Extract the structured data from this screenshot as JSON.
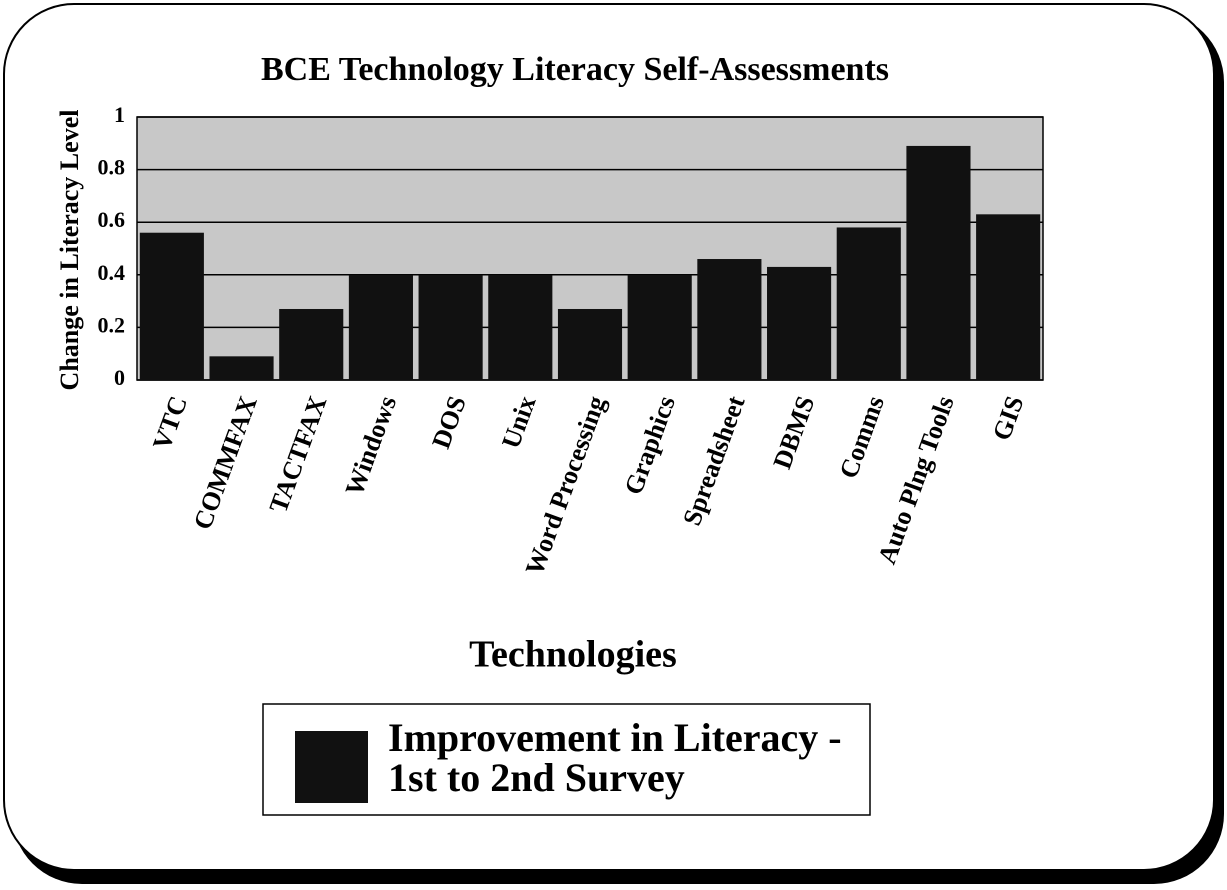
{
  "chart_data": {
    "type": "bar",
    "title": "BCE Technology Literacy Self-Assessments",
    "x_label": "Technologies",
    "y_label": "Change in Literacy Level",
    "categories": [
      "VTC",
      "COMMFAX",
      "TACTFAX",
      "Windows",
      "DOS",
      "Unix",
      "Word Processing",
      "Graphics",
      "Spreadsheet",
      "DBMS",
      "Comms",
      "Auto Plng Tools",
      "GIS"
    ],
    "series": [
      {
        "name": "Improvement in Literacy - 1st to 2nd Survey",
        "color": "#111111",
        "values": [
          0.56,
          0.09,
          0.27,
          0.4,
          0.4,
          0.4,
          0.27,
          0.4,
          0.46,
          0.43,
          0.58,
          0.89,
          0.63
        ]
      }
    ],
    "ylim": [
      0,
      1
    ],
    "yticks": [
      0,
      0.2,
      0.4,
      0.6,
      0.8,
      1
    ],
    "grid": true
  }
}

——

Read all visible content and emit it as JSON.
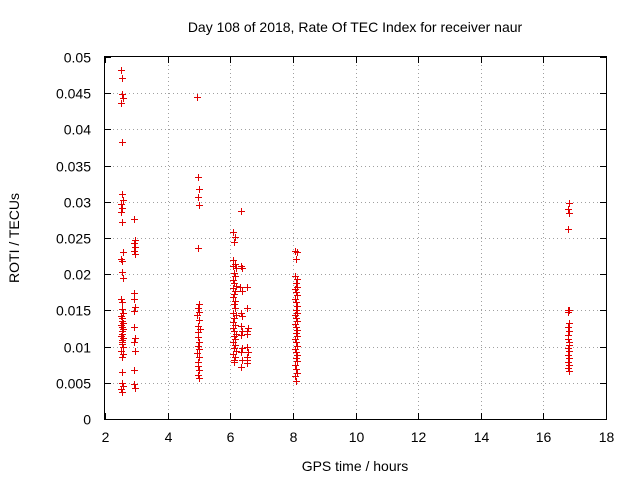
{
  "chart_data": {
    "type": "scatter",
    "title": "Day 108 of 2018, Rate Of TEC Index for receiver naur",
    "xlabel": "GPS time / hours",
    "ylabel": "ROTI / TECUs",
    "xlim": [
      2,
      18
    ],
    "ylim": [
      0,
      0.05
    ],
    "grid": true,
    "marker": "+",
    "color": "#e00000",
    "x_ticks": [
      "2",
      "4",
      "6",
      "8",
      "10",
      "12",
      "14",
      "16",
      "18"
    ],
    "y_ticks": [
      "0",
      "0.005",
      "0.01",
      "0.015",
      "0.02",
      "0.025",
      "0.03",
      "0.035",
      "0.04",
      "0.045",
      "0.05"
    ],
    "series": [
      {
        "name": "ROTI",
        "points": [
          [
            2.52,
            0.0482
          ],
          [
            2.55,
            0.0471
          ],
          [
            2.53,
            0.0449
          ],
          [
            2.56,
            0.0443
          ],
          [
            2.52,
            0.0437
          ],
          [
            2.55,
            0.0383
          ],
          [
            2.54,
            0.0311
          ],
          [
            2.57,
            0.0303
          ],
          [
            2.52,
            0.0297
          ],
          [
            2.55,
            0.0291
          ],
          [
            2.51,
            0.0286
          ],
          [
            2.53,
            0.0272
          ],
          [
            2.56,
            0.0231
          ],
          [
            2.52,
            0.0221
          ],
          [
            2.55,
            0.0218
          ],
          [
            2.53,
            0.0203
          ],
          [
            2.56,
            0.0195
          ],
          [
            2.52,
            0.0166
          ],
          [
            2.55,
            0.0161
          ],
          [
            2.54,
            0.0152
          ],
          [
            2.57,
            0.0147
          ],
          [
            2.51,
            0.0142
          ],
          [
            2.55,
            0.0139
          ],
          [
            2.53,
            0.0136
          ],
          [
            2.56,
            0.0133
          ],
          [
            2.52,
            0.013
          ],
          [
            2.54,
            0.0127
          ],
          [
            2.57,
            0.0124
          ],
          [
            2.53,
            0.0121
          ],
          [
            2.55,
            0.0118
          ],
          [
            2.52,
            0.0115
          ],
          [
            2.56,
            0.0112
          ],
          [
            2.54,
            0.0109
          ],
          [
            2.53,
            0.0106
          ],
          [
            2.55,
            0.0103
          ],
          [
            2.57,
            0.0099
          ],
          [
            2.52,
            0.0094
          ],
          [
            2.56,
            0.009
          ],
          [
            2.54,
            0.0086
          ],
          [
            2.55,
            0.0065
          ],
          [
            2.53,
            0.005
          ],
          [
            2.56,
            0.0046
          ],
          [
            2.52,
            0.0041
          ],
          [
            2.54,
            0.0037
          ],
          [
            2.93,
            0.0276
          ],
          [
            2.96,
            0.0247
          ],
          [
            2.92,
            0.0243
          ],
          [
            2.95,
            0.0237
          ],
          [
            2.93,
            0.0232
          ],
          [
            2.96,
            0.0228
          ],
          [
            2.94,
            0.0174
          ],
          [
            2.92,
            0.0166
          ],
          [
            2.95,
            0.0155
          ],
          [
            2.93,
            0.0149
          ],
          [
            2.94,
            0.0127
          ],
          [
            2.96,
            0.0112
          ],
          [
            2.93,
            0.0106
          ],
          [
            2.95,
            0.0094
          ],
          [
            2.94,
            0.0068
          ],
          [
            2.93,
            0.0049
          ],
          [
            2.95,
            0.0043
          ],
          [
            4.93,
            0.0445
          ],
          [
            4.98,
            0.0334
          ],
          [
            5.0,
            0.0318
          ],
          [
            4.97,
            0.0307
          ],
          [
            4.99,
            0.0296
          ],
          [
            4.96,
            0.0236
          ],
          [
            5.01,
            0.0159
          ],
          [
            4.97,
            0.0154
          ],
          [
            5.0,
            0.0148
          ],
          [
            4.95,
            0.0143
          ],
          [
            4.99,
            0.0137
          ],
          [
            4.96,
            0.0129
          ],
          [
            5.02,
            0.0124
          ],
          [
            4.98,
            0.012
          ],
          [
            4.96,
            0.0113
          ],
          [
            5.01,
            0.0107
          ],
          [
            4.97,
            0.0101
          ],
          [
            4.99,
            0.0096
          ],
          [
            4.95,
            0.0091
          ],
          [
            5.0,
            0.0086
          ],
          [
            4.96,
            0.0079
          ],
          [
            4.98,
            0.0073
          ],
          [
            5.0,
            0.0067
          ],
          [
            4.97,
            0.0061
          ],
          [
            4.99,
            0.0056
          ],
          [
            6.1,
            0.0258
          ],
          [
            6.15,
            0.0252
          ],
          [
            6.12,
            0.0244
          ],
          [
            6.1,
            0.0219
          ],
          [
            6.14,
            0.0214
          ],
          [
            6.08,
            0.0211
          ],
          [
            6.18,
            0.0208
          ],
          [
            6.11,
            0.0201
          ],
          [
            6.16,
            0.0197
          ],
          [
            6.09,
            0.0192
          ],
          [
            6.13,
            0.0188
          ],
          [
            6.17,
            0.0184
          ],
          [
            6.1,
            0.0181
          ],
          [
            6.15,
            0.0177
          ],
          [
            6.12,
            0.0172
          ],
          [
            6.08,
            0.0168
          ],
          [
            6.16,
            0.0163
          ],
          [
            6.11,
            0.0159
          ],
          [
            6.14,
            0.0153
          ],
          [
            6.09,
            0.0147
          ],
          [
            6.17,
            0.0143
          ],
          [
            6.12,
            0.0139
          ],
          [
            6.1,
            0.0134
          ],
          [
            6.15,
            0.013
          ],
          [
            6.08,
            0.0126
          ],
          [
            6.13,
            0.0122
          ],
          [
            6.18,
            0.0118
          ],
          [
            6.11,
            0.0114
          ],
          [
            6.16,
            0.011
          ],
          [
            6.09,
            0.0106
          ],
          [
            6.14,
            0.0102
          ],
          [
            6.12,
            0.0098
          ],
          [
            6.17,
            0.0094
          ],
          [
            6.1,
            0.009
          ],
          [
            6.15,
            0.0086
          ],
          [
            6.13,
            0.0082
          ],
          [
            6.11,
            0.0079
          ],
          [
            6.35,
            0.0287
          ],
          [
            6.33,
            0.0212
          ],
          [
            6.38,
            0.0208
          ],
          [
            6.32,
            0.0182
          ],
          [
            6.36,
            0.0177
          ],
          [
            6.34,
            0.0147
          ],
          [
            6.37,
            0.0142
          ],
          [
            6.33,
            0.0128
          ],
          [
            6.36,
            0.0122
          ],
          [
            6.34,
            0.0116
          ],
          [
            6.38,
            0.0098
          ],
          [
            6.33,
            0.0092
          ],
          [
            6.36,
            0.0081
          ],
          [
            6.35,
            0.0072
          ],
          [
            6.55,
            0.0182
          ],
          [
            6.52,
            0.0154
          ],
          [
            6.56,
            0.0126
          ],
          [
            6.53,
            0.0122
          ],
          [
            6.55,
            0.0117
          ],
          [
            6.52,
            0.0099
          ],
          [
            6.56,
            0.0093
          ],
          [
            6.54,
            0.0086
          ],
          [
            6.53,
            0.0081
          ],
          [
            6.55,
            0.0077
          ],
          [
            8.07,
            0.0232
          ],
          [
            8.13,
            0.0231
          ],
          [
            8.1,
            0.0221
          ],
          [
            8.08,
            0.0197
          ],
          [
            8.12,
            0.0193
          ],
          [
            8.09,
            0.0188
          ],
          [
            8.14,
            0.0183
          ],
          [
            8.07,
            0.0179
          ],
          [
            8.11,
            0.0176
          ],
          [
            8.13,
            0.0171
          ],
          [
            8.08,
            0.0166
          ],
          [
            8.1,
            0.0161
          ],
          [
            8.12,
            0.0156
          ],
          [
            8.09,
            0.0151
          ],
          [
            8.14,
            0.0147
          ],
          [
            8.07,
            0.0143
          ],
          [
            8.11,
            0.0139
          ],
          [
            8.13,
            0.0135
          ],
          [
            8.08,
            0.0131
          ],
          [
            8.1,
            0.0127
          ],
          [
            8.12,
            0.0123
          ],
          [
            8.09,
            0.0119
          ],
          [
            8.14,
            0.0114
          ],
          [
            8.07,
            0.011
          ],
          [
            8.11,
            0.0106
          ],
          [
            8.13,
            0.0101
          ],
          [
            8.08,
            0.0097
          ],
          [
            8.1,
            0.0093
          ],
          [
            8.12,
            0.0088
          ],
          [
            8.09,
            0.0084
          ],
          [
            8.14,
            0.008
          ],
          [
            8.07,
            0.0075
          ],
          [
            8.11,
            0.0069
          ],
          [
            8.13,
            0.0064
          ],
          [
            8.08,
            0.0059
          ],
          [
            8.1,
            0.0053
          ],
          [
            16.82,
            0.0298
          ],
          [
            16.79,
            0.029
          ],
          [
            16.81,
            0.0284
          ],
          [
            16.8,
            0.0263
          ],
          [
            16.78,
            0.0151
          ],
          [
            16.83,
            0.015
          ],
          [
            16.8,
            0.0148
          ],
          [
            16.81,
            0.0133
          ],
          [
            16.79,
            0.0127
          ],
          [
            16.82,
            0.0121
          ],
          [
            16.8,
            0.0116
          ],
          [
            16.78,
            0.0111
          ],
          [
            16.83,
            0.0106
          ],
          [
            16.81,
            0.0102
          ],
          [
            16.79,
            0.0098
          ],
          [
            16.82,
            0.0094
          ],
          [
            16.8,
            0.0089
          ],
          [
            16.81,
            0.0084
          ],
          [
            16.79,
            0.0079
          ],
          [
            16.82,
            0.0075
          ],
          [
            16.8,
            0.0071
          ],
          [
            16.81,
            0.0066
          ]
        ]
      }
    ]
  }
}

——

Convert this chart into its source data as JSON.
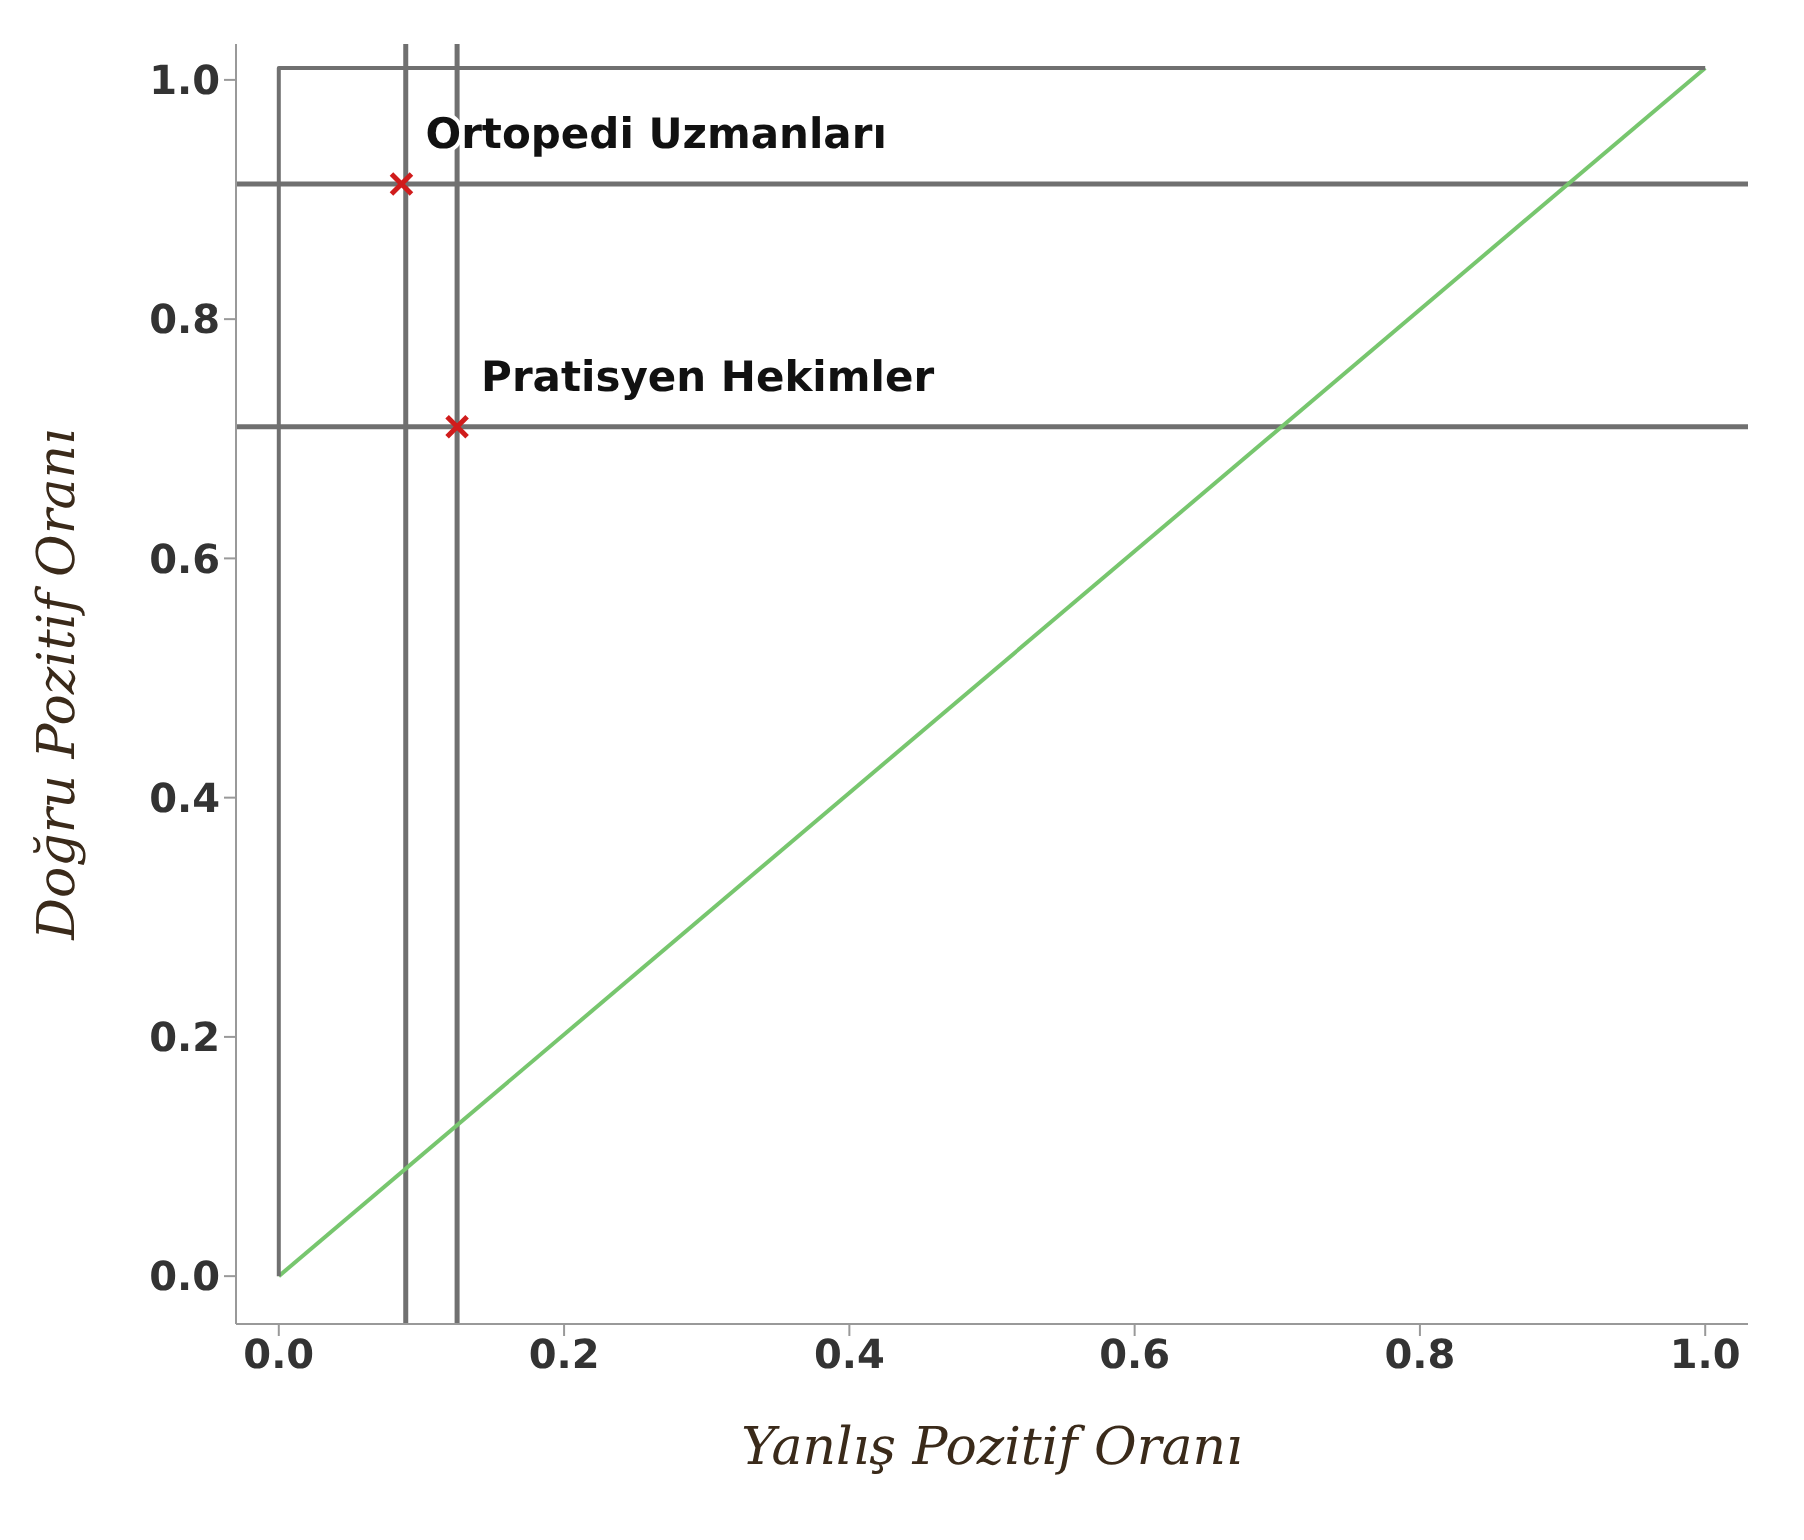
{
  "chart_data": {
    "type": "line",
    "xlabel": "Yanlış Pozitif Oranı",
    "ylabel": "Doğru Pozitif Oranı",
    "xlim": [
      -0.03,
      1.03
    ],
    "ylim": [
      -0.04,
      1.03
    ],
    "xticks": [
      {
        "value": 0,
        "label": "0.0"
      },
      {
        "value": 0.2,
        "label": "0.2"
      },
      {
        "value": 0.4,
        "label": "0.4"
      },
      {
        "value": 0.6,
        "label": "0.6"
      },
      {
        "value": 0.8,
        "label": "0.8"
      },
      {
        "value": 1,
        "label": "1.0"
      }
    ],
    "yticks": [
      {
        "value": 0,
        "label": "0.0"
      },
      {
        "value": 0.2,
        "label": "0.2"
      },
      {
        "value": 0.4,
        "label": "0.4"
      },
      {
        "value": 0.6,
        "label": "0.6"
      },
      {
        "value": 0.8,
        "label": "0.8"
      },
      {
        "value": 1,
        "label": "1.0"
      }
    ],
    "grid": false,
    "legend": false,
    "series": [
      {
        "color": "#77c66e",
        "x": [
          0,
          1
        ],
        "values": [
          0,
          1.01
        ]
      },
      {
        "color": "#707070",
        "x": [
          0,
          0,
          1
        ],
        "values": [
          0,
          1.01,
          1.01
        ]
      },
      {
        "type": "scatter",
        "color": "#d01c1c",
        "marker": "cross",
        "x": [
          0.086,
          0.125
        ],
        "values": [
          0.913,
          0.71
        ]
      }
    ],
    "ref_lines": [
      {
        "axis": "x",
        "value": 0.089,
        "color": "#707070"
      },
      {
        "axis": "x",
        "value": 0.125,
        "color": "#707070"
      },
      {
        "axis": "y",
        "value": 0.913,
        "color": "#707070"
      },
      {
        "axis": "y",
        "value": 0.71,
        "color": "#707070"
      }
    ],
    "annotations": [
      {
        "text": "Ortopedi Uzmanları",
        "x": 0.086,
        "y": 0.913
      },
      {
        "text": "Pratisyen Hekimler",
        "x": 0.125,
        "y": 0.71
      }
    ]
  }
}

——

• _PROBLEM TO WORK ON_: Return each line that includes "xlabel".

• _RESULT OF THIS EXERCISE_:
    "xlabel": "GPS time / hours",
    "xlabel": "Yanlış Pozitif Oranı",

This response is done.